Records from a dataset:
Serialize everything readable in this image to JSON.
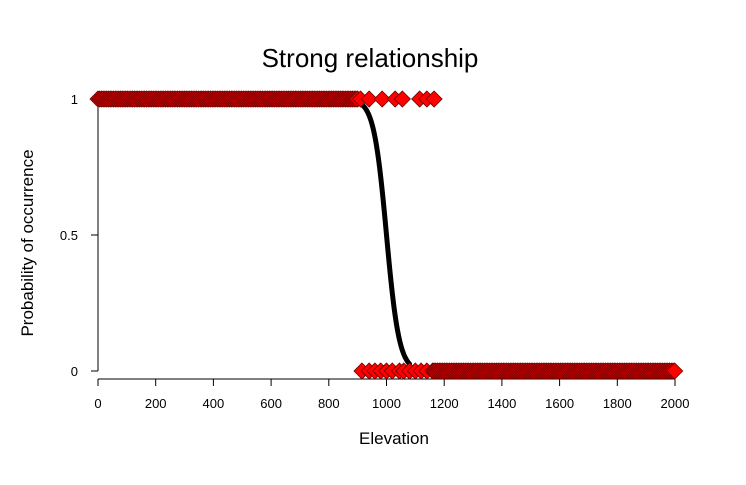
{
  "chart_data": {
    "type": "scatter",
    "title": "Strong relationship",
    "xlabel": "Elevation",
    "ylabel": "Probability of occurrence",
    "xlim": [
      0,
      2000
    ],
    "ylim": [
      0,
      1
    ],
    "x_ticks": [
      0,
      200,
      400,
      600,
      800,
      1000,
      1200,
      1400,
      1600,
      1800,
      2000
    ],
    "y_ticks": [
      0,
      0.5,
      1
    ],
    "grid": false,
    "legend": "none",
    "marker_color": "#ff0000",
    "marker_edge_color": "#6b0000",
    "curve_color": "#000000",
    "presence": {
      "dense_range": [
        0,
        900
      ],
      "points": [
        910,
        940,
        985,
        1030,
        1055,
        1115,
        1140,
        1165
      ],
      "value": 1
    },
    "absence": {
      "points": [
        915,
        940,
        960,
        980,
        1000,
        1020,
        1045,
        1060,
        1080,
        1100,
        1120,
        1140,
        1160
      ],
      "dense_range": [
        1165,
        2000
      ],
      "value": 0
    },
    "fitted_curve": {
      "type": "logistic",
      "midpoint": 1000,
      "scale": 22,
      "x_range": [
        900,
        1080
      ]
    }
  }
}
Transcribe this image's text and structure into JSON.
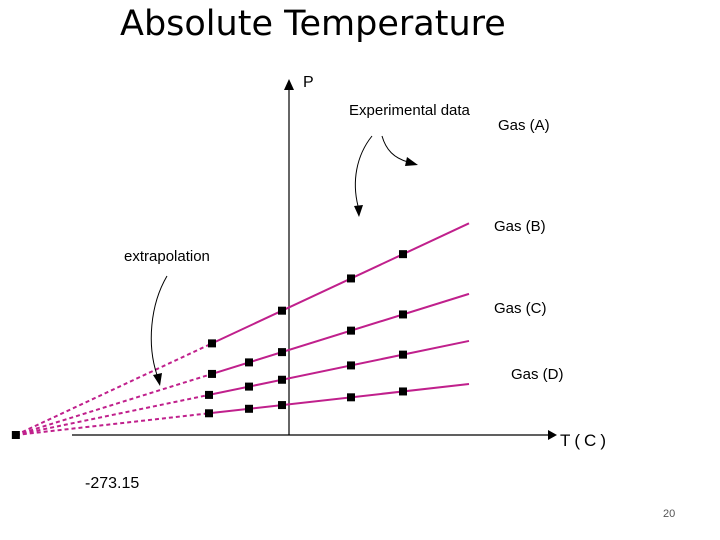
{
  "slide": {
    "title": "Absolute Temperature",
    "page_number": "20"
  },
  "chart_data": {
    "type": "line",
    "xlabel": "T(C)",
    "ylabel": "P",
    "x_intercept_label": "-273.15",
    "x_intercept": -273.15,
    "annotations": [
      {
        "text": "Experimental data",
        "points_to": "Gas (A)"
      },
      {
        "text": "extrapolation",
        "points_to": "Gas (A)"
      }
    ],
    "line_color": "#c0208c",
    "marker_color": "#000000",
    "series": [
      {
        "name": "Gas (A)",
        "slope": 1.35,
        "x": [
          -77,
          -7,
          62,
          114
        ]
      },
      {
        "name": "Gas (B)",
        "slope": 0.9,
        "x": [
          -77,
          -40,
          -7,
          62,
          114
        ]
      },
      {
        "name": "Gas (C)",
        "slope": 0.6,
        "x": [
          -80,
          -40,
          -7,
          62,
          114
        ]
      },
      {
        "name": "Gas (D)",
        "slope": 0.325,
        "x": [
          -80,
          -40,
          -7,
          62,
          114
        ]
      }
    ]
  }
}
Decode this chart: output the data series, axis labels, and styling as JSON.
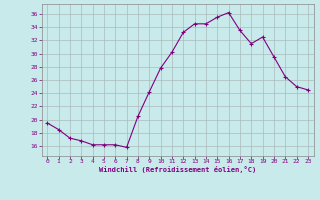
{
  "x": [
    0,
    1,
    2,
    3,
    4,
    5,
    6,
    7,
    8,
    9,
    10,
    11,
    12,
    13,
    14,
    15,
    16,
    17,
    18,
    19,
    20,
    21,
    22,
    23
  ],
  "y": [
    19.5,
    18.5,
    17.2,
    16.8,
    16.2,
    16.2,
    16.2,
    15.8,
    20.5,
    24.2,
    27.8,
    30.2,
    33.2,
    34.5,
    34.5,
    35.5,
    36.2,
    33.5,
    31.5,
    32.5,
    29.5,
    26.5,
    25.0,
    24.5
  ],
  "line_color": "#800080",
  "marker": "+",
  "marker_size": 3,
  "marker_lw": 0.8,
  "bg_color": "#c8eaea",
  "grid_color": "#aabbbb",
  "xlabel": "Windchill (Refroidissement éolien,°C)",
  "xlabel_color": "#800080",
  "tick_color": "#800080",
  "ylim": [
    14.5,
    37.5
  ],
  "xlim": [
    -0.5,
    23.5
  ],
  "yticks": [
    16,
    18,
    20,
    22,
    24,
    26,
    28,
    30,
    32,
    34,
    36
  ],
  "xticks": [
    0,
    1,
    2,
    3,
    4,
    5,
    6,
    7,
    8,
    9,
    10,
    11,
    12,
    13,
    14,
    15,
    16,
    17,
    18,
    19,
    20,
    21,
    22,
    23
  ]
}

» **WHAT THE EXERCISE ASKS**: Pull out the lines above in which the word "this" appears.

» **CORRECT RESPONSE**:
Serialize everything readable in this image to JSON.
Transcribe this image's text and structure into JSON.
Decode this chart: output the data series, axis labels, and styling as JSON.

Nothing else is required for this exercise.